** Input rows **
========================
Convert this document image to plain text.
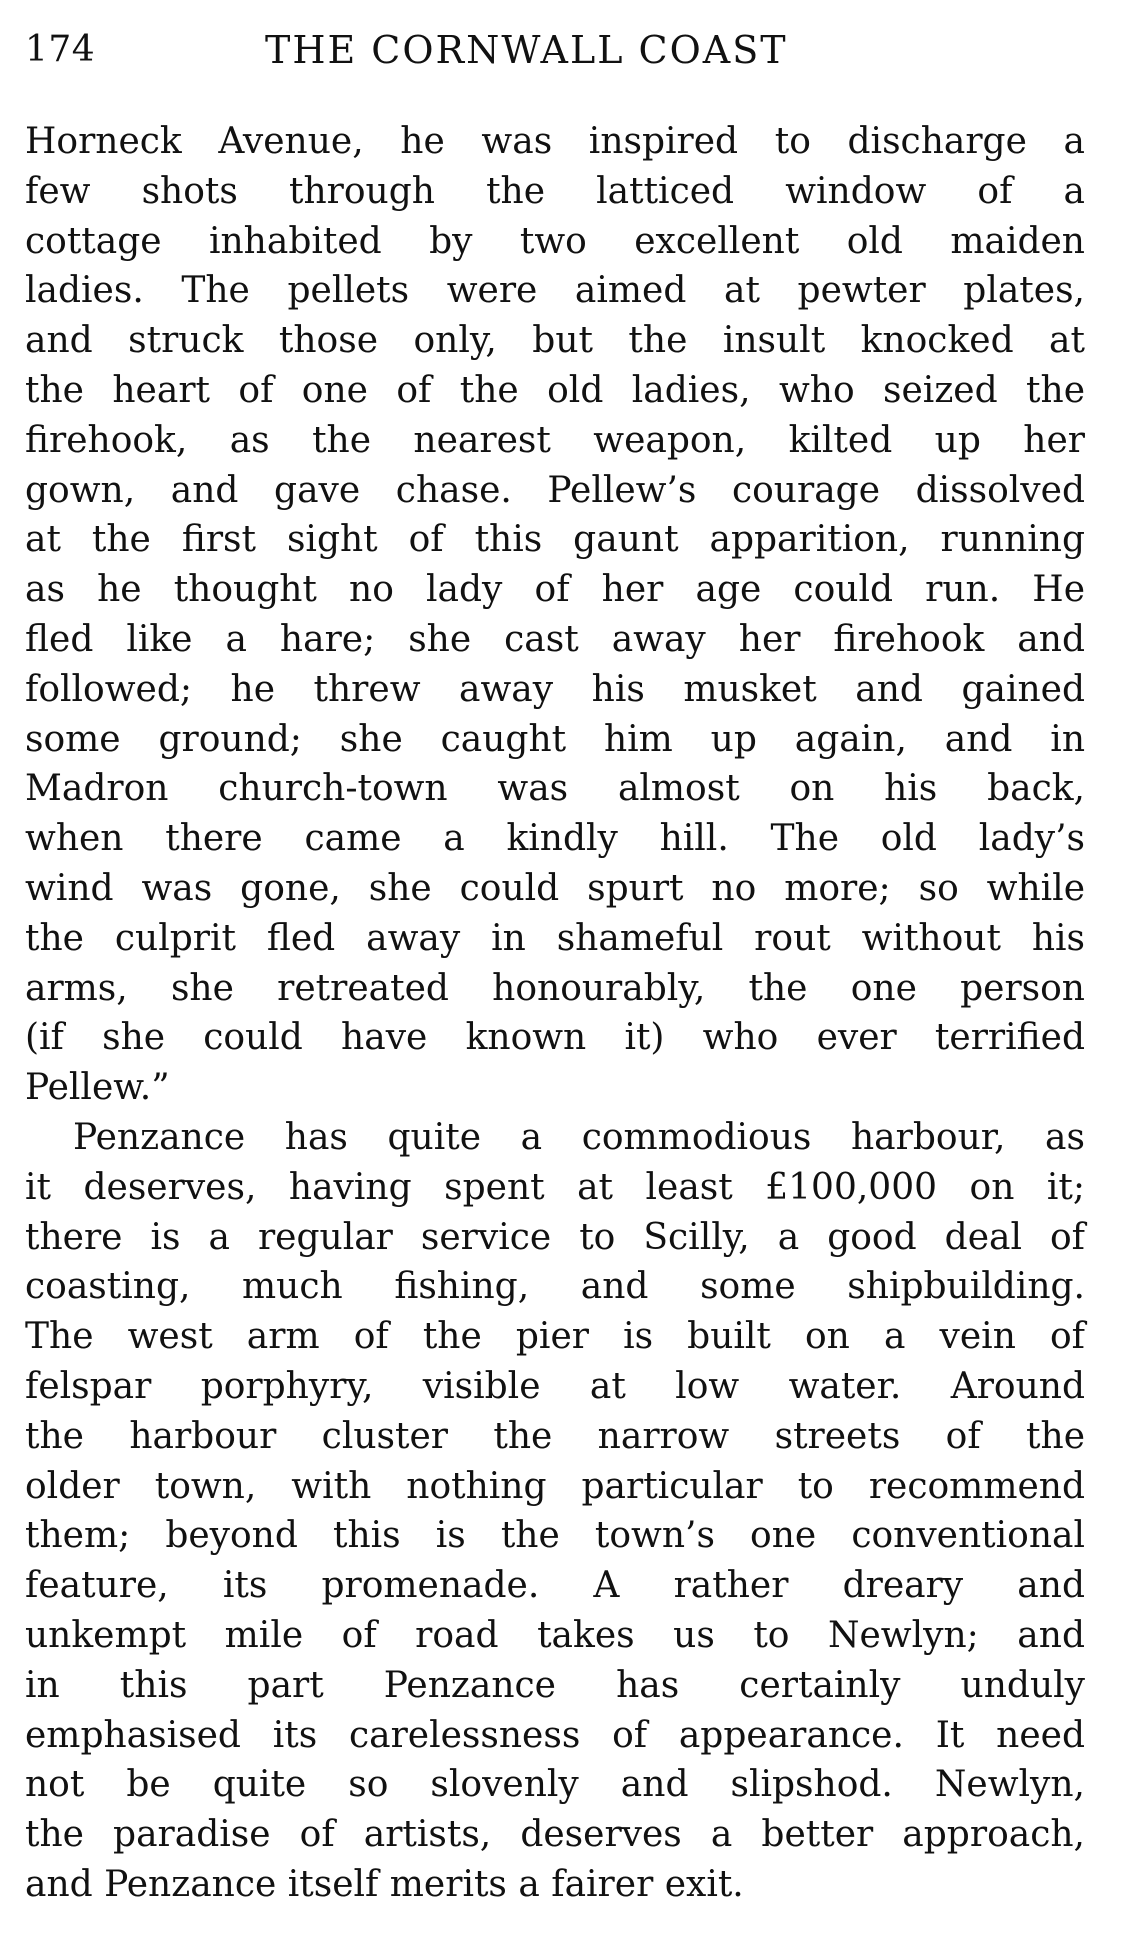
174	THE CORNWALL COAST
Horneck Avenue, he was inspired to discharge a
few shots through the latticed window of a
cottage inhabited by two excellent old maiden
ladies. The pellets were aimed at pewter plates,
and struck those only, but the insult knocked at
the heart of one of the old ladies, who seized the
firehook, as the nearest weapon, kilted up her
gown, and gave chase. Pellew’s courage dissolved
at the first sight of this gaunt apparition, running
as he thought no lady of her age could run. He
fled like a hare; she cast away her firehook and
followed; he threw away his musket and gained
some ground; she caught him up again, and in
Madron church-town was almost on his back,
when there came a kindly hill. The old lady’s
wind was gone, she could spurt no more; so while
the culprit fled away in shameful rout without his
arms, she retreated honourably, the one person
(if she could have known it) who ever terrified
Pellew.”
Penzance has quite a commodious harbour, as
it deserves, having spent at least £100,000 on it;
there is a regular service to Scilly, a good deal of
coasting, much fishing, and some shipbuilding.
The west arm of the pier is built on a vein of
felspar porphyry, visible at low water. Around
the harbour cluster the narrow streets of the
older town, with nothing particular to recommend
them; beyond this is the town’s one conventional
feature, its promenade. A rather dreary and
unkempt mile of road takes us to Newlyn; and
in this part Penzance has certainly unduly
emphasised its carelessness of appearance. It need
not be quite so slovenly and slipshod. Newlyn,
the paradise of artists, deserves a better approach,
and Penzance itself merits a fairer exit.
========================
** Aim **
Reproduce each line from the records that contains the word "quite".

** Exercise output **
Penzance has quite a commodious harbour, as
not be quite so slovenly and slipshod. Newlyn,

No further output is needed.